* **Requirements**: Reproduce all of the data exactly.
+++++
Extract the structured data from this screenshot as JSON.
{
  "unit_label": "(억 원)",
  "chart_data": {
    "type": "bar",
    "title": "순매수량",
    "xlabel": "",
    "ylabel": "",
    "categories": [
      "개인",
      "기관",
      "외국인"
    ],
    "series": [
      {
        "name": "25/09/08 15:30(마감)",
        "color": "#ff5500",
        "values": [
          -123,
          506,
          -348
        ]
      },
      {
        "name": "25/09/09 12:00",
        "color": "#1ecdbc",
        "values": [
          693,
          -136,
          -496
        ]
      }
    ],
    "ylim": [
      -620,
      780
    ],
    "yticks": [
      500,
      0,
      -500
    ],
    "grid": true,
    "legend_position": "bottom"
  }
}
+++++
* **Result for this exercise**:
Extract the structured data from this screenshot as JSON.
{
  "unit_label": "(억 원)",
  "chart_data": {
    "type": "bar",
    "title": "순매수량",
    "xlabel": "",
    "ylabel": "",
    "categories": [
      "개인",
      "기관",
      "외국인"
    ],
    "series": [
      {
        "name": "25/09/08 15:30(마감)",
        "color": "#ff5500",
        "values": [
          -123,
          506,
          -348
        ]
      },
      {
        "name": "25/09/09 12:00",
        "color": "#1ecdbc",
        "values": [
          693,
          -136,
          -496
        ]
      }
    ],
    "ylim": [
      -620,
      780
    ],
    "yticks": [
      500,
      0,
      -500
    ],
    "grid": true,
    "legend_position": "bottom"
  }
}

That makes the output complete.